__STORED DATA__:
▼

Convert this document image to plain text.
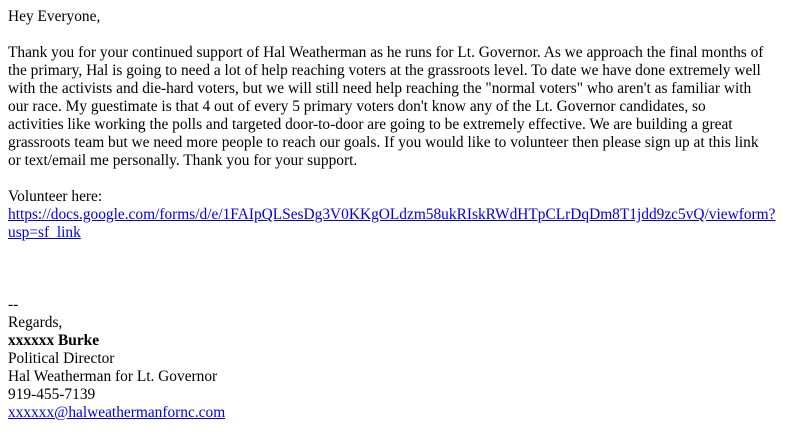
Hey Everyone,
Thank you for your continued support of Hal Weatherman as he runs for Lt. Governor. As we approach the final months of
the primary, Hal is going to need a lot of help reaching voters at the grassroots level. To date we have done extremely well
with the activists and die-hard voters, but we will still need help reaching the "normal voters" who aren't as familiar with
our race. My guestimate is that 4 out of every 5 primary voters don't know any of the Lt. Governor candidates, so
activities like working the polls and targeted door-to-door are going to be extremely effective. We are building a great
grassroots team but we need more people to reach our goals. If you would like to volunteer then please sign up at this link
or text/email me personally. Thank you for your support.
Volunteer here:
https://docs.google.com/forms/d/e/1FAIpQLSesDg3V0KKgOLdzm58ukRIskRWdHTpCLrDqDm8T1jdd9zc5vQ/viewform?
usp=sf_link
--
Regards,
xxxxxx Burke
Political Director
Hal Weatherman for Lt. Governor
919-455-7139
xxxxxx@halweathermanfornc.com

▲

__WHAT YOU NEED TO DO__: Except for the pictures, copy every line of the records above exactly.

__SOLVED PROBLEM__:
Convert this document image to plain text.
Hey Everyone,
Thank you for your continued support of Hal Weatherman as he runs for Lt. Governor. As we approach the final months of
the primary, Hal is going to need a lot of help reaching voters at the grassroots level. To date we have done extremely well
with the activists and die-hard voters, but we will still need help reaching the "normal voters" who aren't as familiar with
our race. My guestimate is that 4 out of every 5 primary voters don't know any of the Lt. Governor candidates, so
activities like working the polls and targeted door-to-door are going to be extremely effective. We are building a great
grassroots team but we need more people to reach our goals. If you would like to volunteer then please sign up at this link
or text/email me personally. Thank you for your support.
Volunteer here:
https://docs.google.com/forms/d/e/1FAIpQLSesDg3V0KKgOLdzm58ukRIskRWdHTpCLrDqDm8T1jdd9zc5vQ/viewform?
usp=sf_link
--
Regards,
xxxxxx Burke
Political Director
Hal Weatherman for Lt. Governor
919-455-7139
xxxxxx@halweathermanfornc.com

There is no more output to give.